* start The input *
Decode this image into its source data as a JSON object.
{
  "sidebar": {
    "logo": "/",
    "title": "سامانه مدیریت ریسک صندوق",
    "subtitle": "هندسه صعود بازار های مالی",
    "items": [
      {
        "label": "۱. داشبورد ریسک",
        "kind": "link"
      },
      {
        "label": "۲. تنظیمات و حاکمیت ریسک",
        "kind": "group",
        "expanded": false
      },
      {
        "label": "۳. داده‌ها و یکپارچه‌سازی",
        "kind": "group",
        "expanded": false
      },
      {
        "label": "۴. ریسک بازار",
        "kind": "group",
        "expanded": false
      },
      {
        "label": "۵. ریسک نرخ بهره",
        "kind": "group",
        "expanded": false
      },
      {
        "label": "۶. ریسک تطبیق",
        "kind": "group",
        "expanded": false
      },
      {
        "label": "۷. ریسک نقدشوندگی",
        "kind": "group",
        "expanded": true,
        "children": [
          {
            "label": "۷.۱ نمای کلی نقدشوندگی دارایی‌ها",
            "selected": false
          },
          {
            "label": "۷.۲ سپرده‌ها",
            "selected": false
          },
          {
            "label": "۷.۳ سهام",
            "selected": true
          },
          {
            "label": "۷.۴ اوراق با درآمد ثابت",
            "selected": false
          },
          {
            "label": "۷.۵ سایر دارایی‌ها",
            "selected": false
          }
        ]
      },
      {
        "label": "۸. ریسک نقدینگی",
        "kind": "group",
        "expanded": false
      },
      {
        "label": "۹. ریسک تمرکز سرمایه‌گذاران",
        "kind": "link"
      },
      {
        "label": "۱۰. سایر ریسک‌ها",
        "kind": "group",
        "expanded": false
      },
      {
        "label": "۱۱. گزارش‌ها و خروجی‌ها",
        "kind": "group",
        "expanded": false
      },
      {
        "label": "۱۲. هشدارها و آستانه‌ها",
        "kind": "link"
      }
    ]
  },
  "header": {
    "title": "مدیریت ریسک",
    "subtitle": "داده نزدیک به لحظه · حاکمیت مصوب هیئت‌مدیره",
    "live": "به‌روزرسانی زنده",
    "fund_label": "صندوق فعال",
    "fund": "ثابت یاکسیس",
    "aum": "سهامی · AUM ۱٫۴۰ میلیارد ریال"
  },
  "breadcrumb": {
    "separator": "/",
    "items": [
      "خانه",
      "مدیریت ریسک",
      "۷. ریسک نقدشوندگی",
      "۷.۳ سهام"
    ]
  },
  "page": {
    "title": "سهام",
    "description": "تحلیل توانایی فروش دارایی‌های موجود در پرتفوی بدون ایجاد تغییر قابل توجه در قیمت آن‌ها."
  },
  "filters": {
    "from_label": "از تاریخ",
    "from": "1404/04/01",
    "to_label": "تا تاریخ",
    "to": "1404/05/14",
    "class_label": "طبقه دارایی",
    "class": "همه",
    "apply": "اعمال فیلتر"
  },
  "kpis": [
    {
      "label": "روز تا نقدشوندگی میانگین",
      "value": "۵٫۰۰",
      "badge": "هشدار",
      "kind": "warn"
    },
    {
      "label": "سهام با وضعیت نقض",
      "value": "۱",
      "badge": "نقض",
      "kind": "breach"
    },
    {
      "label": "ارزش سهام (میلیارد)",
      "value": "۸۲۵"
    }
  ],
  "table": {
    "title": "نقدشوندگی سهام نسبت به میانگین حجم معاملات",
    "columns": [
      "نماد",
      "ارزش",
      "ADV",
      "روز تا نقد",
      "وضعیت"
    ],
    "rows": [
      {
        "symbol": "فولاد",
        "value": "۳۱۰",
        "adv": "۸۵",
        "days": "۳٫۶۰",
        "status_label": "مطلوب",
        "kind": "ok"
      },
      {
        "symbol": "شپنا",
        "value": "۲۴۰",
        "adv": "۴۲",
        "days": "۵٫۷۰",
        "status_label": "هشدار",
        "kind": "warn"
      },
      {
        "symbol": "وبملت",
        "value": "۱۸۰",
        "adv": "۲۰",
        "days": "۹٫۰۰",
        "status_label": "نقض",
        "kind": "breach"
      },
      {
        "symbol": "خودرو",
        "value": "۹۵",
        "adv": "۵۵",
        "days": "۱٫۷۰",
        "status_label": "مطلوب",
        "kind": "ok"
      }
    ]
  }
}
* end The input *
**Aim:** Copy down every line of the material above that includes the string "دارایی".

**Exercise output:**
            "label": "۷.۱ نمای کلی نقدشوندگی دارایی‌ها",
            "label": "۷.۵ سایر دارایی‌ها",
    "description": "تحلیل توانایی فروش دارایی‌های موجود در پرتفوی بدون ایجاد تغییر قابل توجه در قیمت آن‌ها."
    "class_label": "طبقه دارایی",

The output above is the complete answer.